Task objective:
Copy everything in the study results passage from "Impact of age" down to "(11%) (table 2).", word for word.

Passage START

Despite treatment with LMWH and/or aspirin, 36 of the 60 women had two or three aborts prior to Anti-D treatment, and the remaining 24 had four or more aborts (figure 1). Following treatment with Anti-D, 27 women of the first group had successful pregnancies (75%), nine had aborts (25%), and three did not get pregnant (8%). Of the second group of 24 women, 13 gave birth (54%), nine had aborts (38%), and three did not get pregnant (13%).

Prior to treatment with Anti-D, 30 women had no birth, and 30 women had at least one birth (table 2). Of the first group, 22 women had successful pregnancies (73%), eight had aborts (27%), and one woman did not get pregnant (3%). Of the other 30 women, 18 women gave birth (60%), ten had aborts (33%), and five did not get pregnant (8%) (table 2).

A chi-square test was used to compare number of aborts prior to treatment with Anti-D and successful pregnancy under treatment with Anti-D. No expected cell frequencies were below 5, and the results showed no significant correlation with χ²(1) = 0•303, p(χ²) = 0•582, p(Fisher’s exact test) = 0•784, V = 0•071.

Impact of age

There have been 23 women at ages between 23 and 35 years, and 37 at ages between 36 to 45 (table 1). Of the first group, 17 women had successful births (74%), six had aborts (26%), and two women did not get pregnant (9%). Of the second group, 27 women gave births (73%), 11 had aborts (30%), and four did not get pregnant (11%) (table 2).

A chi-square test was used to compare age groups and successful pregnancies under treatment with Anti-D. No expected cell frequencies were below 5, and the results showed no significant correlation with χ²(1) = 0•881, p(χ²) = 0•348, p(Fisher’s exact test) = 0•408, V = 0•121.

Impact of Anti-D dose

Of the 25 women who received Anti-D only after conception, 19 gave birth (76%), and 8 had aborts (32%) (table 2). Of the 21 women who received Anti-D prior to pregnancy, 14 gave birth (67%), ten had aborts (48%). Six women did not get pregnant. For eight women full data of Anti-D administration were not available (table 2).

In summary, the prophylactic administration of Anti-D also prior to pregnancy does not appear to be more effective than the administration only post gestation.

A chi-square test was used to compare pre and after conception injections of Anti-D with successful pregnancies. No expected cell frequencies were below 5. Results showed no significant correlation with χ²(1) = 0•801, p(χ²) = 0•371, p(Fisher’s exact test) = 0•522, V = 0•132.

Passage END
Data supplied START

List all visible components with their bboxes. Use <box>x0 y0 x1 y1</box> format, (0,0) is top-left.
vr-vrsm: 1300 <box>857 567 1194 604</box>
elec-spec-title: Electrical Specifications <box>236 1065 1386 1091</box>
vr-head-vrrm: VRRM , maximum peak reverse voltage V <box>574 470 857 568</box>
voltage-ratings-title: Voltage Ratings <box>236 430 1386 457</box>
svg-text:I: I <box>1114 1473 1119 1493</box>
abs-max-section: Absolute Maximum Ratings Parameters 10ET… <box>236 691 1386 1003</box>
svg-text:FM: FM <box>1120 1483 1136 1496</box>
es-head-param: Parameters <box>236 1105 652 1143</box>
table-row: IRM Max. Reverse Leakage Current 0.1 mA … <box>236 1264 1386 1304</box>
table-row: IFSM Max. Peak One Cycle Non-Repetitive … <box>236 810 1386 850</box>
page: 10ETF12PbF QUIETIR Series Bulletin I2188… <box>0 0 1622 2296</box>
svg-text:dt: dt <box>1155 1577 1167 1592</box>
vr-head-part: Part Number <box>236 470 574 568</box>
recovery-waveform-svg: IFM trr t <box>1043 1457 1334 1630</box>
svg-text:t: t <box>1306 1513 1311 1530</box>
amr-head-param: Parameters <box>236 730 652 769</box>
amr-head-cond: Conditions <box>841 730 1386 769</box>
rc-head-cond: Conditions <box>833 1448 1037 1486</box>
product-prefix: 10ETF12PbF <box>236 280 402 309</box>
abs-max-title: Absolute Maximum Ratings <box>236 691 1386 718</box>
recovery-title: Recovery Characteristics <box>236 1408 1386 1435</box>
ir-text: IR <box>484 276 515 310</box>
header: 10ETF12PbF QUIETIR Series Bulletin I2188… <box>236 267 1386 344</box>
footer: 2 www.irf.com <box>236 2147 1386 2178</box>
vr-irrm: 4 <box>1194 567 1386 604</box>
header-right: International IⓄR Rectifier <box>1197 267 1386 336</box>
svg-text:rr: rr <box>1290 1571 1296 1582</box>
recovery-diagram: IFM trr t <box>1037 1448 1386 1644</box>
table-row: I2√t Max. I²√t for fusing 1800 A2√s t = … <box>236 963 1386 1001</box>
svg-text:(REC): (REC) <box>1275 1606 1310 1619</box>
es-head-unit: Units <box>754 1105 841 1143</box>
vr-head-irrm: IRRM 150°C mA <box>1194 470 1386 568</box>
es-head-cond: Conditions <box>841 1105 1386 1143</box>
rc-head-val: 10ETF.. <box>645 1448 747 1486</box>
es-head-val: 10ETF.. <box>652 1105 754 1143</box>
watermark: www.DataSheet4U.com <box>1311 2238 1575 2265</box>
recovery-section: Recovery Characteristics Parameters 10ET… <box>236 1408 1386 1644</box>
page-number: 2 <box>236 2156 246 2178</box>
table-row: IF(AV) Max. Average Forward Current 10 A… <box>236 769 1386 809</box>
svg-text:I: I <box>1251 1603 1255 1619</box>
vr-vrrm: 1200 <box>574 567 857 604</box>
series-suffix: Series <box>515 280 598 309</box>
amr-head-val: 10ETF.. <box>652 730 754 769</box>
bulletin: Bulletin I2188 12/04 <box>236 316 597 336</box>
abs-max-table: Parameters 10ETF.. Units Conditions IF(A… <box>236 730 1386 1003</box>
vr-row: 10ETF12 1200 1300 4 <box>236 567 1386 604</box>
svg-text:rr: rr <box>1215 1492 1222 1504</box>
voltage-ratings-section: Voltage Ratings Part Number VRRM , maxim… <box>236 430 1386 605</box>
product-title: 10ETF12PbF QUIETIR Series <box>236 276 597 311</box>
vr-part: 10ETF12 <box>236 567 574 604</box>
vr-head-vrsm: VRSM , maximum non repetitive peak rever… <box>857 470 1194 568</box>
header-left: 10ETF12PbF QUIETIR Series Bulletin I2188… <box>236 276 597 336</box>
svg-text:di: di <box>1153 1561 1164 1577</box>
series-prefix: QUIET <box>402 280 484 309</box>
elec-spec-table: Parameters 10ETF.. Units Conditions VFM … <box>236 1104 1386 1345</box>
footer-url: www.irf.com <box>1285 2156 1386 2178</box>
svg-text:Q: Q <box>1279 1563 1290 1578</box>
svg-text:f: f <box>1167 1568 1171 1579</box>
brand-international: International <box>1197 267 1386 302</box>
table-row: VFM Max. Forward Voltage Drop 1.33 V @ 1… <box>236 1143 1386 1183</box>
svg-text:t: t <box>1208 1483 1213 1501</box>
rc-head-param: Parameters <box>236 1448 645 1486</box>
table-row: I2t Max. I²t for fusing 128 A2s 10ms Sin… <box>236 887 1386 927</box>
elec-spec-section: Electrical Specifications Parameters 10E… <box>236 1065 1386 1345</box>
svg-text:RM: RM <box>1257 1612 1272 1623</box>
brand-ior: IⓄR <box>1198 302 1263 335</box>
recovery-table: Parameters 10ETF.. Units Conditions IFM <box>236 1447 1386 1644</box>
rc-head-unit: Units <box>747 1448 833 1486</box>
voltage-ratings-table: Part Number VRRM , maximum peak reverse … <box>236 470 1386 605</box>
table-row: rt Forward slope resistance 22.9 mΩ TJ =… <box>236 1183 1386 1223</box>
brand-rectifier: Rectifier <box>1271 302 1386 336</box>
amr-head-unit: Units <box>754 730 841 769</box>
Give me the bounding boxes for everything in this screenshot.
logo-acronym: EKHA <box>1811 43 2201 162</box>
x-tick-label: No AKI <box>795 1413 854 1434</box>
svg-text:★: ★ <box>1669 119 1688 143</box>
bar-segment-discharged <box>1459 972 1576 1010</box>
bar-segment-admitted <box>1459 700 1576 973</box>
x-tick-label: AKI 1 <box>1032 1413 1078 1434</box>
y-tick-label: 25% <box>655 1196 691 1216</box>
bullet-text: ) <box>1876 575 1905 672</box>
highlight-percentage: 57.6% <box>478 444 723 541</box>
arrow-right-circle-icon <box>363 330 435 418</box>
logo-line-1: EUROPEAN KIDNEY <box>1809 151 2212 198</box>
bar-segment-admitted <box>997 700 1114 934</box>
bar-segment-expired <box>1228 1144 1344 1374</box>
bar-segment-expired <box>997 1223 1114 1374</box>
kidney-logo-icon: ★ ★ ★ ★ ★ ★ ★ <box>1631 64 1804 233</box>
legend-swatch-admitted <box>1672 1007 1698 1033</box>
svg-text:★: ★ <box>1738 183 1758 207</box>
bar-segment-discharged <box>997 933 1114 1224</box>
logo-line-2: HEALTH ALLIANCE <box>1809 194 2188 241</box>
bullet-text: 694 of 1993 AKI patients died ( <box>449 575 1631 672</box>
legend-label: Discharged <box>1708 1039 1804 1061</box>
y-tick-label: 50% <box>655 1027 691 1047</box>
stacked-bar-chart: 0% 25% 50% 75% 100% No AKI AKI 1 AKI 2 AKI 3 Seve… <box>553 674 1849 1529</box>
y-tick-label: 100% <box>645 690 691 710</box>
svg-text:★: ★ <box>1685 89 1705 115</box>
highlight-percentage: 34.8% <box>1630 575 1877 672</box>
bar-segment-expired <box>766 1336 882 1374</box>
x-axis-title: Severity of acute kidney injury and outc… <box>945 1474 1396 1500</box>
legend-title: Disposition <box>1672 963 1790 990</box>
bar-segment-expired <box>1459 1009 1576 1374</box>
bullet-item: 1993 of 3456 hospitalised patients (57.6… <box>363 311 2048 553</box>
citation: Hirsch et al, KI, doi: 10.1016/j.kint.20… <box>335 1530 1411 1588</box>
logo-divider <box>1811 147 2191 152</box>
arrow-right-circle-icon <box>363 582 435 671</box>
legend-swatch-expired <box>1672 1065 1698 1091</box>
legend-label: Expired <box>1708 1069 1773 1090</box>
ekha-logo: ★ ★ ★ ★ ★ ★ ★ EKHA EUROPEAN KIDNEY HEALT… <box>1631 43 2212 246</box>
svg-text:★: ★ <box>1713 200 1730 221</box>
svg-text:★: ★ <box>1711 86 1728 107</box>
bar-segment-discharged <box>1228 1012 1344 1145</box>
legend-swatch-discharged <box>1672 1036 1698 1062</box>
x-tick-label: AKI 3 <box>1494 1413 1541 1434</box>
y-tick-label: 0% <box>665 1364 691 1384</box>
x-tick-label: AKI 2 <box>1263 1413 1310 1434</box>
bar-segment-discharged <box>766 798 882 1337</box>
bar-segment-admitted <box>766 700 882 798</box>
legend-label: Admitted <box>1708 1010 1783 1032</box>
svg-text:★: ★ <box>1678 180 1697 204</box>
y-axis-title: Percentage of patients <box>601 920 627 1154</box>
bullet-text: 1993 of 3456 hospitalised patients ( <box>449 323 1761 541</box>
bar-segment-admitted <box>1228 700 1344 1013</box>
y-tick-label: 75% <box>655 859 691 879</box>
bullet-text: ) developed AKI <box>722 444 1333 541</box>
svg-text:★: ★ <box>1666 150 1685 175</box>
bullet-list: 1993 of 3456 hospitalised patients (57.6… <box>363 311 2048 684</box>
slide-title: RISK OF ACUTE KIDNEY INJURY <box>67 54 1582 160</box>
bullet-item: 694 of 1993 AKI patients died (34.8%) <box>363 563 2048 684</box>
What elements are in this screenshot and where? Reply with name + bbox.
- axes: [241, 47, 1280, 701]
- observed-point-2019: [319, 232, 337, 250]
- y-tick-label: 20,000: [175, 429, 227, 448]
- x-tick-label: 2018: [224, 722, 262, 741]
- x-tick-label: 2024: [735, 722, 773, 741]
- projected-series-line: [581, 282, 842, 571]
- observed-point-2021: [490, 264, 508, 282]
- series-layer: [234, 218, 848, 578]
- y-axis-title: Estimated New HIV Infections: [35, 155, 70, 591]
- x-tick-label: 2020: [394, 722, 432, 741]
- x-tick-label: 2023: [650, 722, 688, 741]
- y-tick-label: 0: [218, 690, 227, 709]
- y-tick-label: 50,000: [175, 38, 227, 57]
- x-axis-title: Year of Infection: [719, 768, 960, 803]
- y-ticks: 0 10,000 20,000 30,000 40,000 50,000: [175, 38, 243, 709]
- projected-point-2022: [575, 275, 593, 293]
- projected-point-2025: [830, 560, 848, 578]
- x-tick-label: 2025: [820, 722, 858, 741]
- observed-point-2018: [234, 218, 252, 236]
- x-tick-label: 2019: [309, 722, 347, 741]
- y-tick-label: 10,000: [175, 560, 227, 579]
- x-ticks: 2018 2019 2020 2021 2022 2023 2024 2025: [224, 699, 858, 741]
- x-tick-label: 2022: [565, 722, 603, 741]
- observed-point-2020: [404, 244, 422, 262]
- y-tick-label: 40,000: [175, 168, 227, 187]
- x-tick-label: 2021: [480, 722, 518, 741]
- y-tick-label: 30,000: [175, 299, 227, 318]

Data supplied END

Answer section:
Impact of age

There have been 23 women at ages between 23 and 35 years, and 37 at ages between 36 to 45 (table 1). Of the first group, 17 women had successful births (74%), six had aborts (26%), and two women did not get pregnant (9%). Of the second group, 27 women gave births (73%), 11 had aborts (30%), and four did not get pregnant (11%) (table 2).